▸ Problem:
Draw out every line with the word "feedback" from the listing below.

▸ Extracted information:

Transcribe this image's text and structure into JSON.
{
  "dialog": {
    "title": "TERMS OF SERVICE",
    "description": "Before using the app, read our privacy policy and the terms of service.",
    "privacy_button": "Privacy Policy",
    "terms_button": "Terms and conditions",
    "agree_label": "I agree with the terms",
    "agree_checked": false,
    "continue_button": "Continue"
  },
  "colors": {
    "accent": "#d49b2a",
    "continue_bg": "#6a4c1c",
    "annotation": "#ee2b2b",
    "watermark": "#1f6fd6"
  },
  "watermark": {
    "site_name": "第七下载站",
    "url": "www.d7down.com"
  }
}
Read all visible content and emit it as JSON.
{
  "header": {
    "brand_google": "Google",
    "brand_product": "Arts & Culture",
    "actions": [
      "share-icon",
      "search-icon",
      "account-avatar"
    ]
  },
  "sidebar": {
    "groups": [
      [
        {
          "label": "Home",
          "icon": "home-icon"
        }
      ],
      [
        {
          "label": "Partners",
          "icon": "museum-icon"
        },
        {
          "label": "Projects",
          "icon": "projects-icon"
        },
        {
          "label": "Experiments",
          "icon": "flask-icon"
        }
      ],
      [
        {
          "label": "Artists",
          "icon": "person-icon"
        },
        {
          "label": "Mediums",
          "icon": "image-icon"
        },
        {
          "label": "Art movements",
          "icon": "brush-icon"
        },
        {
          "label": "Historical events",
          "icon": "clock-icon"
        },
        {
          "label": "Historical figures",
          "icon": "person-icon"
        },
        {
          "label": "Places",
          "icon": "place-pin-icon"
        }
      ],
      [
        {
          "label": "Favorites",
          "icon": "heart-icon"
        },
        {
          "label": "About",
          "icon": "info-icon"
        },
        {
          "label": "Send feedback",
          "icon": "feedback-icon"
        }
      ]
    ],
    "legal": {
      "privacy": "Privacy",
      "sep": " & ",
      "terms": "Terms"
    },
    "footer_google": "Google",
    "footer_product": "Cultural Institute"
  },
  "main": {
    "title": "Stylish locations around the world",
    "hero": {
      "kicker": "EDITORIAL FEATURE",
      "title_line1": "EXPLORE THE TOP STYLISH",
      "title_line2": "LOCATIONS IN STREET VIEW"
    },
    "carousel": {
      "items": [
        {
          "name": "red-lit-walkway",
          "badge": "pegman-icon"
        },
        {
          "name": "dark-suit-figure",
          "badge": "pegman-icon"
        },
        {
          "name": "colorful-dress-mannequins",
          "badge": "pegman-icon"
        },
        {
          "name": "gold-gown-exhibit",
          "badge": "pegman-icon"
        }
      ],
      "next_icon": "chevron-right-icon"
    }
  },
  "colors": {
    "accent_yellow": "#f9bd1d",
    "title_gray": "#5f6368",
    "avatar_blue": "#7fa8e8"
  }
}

▸ The result:
          "label": "Send feedback",
          "icon": "feedback-icon"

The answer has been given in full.